Memorial Day weekend is the kick off to summer, the end of the school year and as many of these long weekend “holidays,” a time to be with family. I am certainly looking forward to seeing my own kids, grandkids and getting in some “Nanny” time.
I relish these special times more than ever since having had the privilege of working with Wreaths Across America and becoming close friends with many Gold Star families. They too will gather Monday with their families, but they will be missing a loved one. Loved ones we collectively pause to honor on this day. Loved ones missing from their lives forever.
It is that loss and sacrifice that fuels the need to differentiate between Memorial Day and Veterans Day.
A few years ago, I had the honor of meeting and becoming dear friends with Edith Knowles. Edith, who was well into her 80s at the time, had spent her life keeping the memory of her brother Cpl. Horace Marvin “Bud” Thorne alive. Edith and her brother were part of a big family that lived on a farm in New Jersey during WWII. When Edith was 13, her brother boarded a ship with so many others and soon found himself in the throes of the Battle of the Bulge. The family prayed he would come home safely and treasured any word from overseas. His last letter home was full of his longing to be home with his family for Christmas. This was not to be.
Thorne died Dec. 21, 1944.
“Bud,” as Edith always referred to him, was to become a posthumous recipient of the Medal of Honor. His heroism is honored with monuments and a school named in his honor.

• • • •

**REQUIREMENTS:**
1. According to the Memorial Day article, on what date did Cpl. Horace Marvin "Bud" Thorne die?
2. Go on with the Memorial Day article, picking up after its final sentence.

**DATA LINES:**
• • • •

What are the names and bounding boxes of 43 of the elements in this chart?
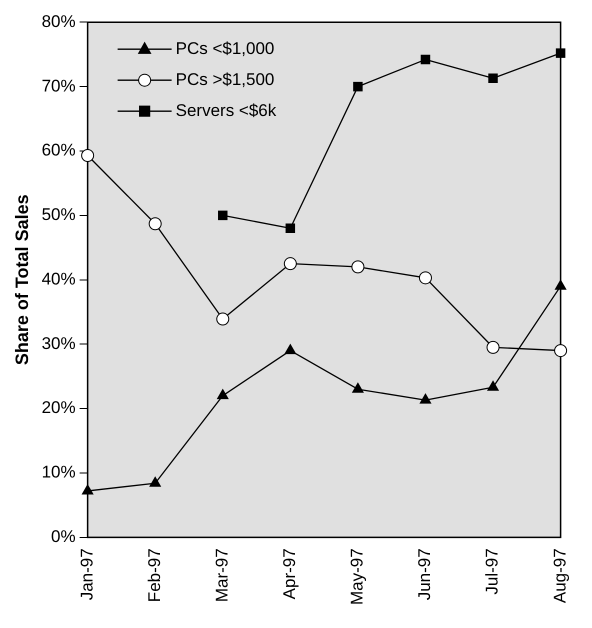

• • • •

**SOLVED PROBLEMS:**
1. December 21, 1944.

2.
As a supporter of the Survivors of the Battle of the Bulge and a Board Member for Wreaths Across America, Edith visited schools and communities talking about her brother and others like him, and would read his last letter to anyone who would listen.
On her last trip to Arlington National Cemetery before she died in 2015, Edith brought along a life-size cutout of her brother so children in schools and people who gathered could “meet” him. She addressed him directly with a raw emotion that hadn’t been dampened by the 70 years that had passed since his death. He was her hero.
Heroism of men like “Bud” Thorne affords all of us our freedom. In that way he and those who serve impact all of our lives. The loss of his life altered Edith and her family’s lives forever.
President George W. Bush spoke of this in his May 27, 2002, Memorial Day speech in France at the Normandy American Cemetery, home of the graves of 9,387 Americans killed in World War II. The cemetery sits near the beaches of Normandy, from which U.S. troops launched the June 1944 D-Day invasion.
“All that come to a place like this feel the enormity of the loss,” the president said. “Yet for so many there’s a marker that seems to sit alone. They come looking for that one cross, that one Star of David, that one name. Behind every grave of a fallen soldier is a story of the grief that came to a wife, a mother, a child, a family or a town. A World War II orphan has described her family’s life after her father was killed on the field in Germany. ’My mother,’ she said, ’had lost everything she was waiting for. She lost her dreams.’
“There were an awful lot of perfect linen tablecloths in the house that never got used — so many things being saved for a future that was never to be.
“Each person buried here understood his duty but also dreamed of going back home to the people and the things he knew. Each had plans and hopes of his own that parted with him forever when he died.
“The day will come when no one is left who knew them, when no visitor to this cemetery can stand before a grave remembering a face and a voice. The day will never come when America forgets them. Our nation and the world will always remember what they did here and what they gave here for the future of humanity.”
This is why it is so important to remember not the deaths of these men but the lives they laid down so we could live in a free America. Today, as we look towards Memorial Day, I remember Edith’s closing words each time she shared Bud’s story, “My brother never got to be a veteran.”
We honor all who serve. Today we remember those who never had the opportunity to become veterans.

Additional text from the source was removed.